>> Begin
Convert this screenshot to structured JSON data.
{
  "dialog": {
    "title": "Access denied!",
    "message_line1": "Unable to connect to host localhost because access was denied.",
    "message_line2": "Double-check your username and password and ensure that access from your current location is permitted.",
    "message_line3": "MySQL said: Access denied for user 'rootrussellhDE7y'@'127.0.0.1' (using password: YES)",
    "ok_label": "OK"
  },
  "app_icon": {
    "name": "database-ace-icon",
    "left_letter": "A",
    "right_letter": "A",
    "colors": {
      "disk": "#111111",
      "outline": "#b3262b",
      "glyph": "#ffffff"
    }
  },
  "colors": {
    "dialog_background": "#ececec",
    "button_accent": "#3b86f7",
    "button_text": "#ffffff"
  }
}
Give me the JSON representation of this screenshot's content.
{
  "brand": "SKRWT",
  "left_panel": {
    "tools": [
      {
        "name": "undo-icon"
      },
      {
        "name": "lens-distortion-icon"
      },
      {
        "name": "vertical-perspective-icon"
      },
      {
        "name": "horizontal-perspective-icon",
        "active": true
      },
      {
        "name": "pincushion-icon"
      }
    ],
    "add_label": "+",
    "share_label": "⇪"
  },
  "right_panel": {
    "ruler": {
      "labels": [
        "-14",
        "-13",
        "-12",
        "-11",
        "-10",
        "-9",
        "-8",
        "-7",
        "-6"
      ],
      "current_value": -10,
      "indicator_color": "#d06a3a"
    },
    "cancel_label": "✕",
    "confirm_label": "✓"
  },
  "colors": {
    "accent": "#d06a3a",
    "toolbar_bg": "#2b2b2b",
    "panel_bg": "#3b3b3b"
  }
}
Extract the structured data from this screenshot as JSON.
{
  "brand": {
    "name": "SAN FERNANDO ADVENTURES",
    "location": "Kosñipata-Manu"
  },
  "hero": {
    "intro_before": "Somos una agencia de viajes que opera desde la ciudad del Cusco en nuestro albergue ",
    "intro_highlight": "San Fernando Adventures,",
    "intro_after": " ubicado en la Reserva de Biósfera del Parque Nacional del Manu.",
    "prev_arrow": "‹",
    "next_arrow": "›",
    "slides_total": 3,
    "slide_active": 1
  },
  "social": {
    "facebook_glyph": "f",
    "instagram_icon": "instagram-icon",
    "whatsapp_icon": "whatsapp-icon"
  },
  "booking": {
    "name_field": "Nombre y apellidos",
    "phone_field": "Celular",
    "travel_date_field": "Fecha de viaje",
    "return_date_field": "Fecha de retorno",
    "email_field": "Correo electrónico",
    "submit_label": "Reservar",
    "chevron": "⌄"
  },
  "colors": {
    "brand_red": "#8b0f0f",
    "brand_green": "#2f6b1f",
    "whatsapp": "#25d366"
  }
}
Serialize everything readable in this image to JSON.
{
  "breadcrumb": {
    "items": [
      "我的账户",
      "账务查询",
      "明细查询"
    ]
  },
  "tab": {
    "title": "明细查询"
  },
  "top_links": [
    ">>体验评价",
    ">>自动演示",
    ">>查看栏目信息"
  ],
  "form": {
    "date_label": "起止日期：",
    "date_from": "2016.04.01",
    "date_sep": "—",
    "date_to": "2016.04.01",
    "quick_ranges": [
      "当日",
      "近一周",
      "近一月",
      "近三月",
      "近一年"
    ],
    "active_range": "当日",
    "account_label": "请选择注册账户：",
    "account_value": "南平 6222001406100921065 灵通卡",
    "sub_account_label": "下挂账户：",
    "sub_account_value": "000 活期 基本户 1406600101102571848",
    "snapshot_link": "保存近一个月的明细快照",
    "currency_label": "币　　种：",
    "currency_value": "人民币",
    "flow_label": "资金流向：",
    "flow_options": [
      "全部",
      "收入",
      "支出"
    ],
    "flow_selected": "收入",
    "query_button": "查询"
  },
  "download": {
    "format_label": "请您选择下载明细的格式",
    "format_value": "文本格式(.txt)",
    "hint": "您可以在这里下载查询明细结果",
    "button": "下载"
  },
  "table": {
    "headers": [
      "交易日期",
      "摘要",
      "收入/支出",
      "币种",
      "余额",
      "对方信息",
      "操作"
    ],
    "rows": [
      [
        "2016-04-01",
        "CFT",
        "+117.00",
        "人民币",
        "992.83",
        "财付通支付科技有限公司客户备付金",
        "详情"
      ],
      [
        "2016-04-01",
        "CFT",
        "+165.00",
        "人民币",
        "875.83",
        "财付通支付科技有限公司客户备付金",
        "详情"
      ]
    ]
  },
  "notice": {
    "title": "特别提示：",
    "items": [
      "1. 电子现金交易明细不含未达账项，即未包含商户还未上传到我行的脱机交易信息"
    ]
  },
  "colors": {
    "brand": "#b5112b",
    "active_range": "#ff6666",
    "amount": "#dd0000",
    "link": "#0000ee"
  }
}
>> End
**PROBLEM TO SOLVE**. Quote every record above exactly.

**FULL OUTPUT**.
Convert this screenshot to structured JSON data.
{
  "dialog": {
    "title": "Access denied!",
    "message_line1": "Unable to connect to host localhost because access was denied.",
    "message_line2": "Double-check your username and password and ensure that access from your current location is permitted.",
    "message_line3": "MySQL said: Access denied for user 'rootrussellhDE7y'@'127.0.0.1' (using password: YES)",
    "ok_label": "OK"
  },
  "app_icon": {
    "name": "database-ace-icon",
    "left_letter": "A",
    "right_letter": "A",
    "colors": {
      "disk": "#111111",
      "outline": "#b3262b",
      "glyph": "#ffffff"
    }
  },
  "colors": {
    "dialog_background": "#ececec",
    "button_accent": "#3b86f7",
    "button_text": "#ffffff"
  }
}
Give me the JSON representation of this screenshot's content.
{
  "brand": "SKRWT",
  "left_panel": {
    "tools": [
      {
        "name": "undo-icon"
      },
      {
        "name": "lens-distortion-icon"
      },
      {
        "name": "vertical-perspective-icon"
      },
      {
        "name": "horizontal-perspective-icon",
        "active": true
      },
      {
        "name": "pincushion-icon"
      }
    ],
    "add_label": "+",
    "share_label": "⇪"
  },
  "right_panel": {
    "ruler": {
      "labels": [
        "-14",
        "-13",
        "-12",
        "-11",
        "-10",
        "-9",
        "-8",
        "-7",
        "-6"
      ],
      "current_value": -10,
      "indicator_color": "#d06a3a"
    },
    "cancel_label": "✕",
    "confirm_label": "✓"
  },
  "colors": {
    "accent": "#d06a3a",
    "toolbar_bg": "#2b2b2b",
    "panel_bg": "#3b3b3b"
  }
}
Extract the structured data from this screenshot as JSON.
{
  "brand": {
    "name": "SAN FERNANDO ADVENTURES",
    "location": "Kosñipata-Manu"
  },
  "hero": {
    "intro_before": "Somos una agencia de viajes que opera desde la ciudad del Cusco en nuestro albergue ",
    "intro_highlight": "San Fernando Adventures,",
    "intro_after": " ubicado en la Reserva de Biósfera del Parque Nacional del Manu.",
    "prev_arrow": "‹",
    "next_arrow": "›",
    "slides_total": 3,
    "slide_active": 1
  },
  "social": {
    "facebook_glyph": "f",
    "instagram_icon": "instagram-icon",
    "whatsapp_icon": "whatsapp-icon"
  },
  "booking": {
    "name_field": "Nombre y apellidos",
    "phone_field": "Celular",
    "travel_date_field": "Fecha de viaje",
    "return_date_field": "Fecha de retorno",
    "email_field": "Correo electrónico",
    "submit_label": "Reservar",
    "chevron": "⌄"
  },
  "colors": {
    "brand_red": "#8b0f0f",
    "brand_green": "#2f6b1f",
    "whatsapp": "#25d366"
  }
}
Serialize everything readable in this image to JSON.
{
  "breadcrumb": {
    "items": [
      "我的账户",
      "账务查询",
      "明细查询"
    ]
  },
  "tab": {
    "title": "明细查询"
  },
  "top_links": [
    ">>体验评价",
    ">>自动演示",
    ">>查看栏目信息"
  ],
  "form": {
    "date_label": "起止日期：",
    "date_from": "2016.04.01",
    "date_sep": "—",
    "date_to": "2016.04.01",
    "quick_ranges": [
      "当日",
      "近一周",
      "近一月",
      "近三月",
      "近一年"
    ],
    "active_range": "当日",
    "account_label": "请选择注册账户：",
    "account_value": "南平 6222001406100921065 灵通卡",
    "sub_account_label": "下挂账户：",
    "sub_account_value": "000 活期 基本户 1406600101102571848",
    "snapshot_link": "保存近一个月的明细快照",
    "currency_label": "币　　种：",
    "currency_value": "人民币",
    "flow_label": "资金流向：",
    "flow_options": [
      "全部",
      "收入",
      "支出"
    ],
    "flow_selected": "收入",
    "query_button": "查询"
  },
  "download": {
    "format_label": "请您选择下载明细的格式",
    "format_value": "文本格式(.txt)",
    "hint": "您可以在这里下载查询明细结果",
    "button": "下载"
  },
  "table": {
    "headers": [
      "交易日期",
      "摘要",
      "收入/支出",
      "币种",
      "余额",
      "对方信息",
      "操作"
    ],
    "rows": [
      [
        "2016-04-01",
        "CFT",
        "+117.00",
        "人民币",
        "992.83",
        "财付通支付科技有限公司客户备付金",
        "详情"
      ],
      [
        "2016-04-01",
        "CFT",
        "+165.00",
        "人民币",
        "875.83",
        "财付通支付科技有限公司客户备付金",
        "详情"
      ]
    ]
  },
  "notice": {
    "title": "特别提示：",
    "items": [
      "1. 电子现金交易明细不含未达账项，即未包含商户还未上传到我行的脱机交易信息"
    ]
  },
  "colors": {
    "brand": "#b5112b",
    "active_range": "#ff6666",
    "amount": "#dd0000",
    "link": "#0000ee"
  }
}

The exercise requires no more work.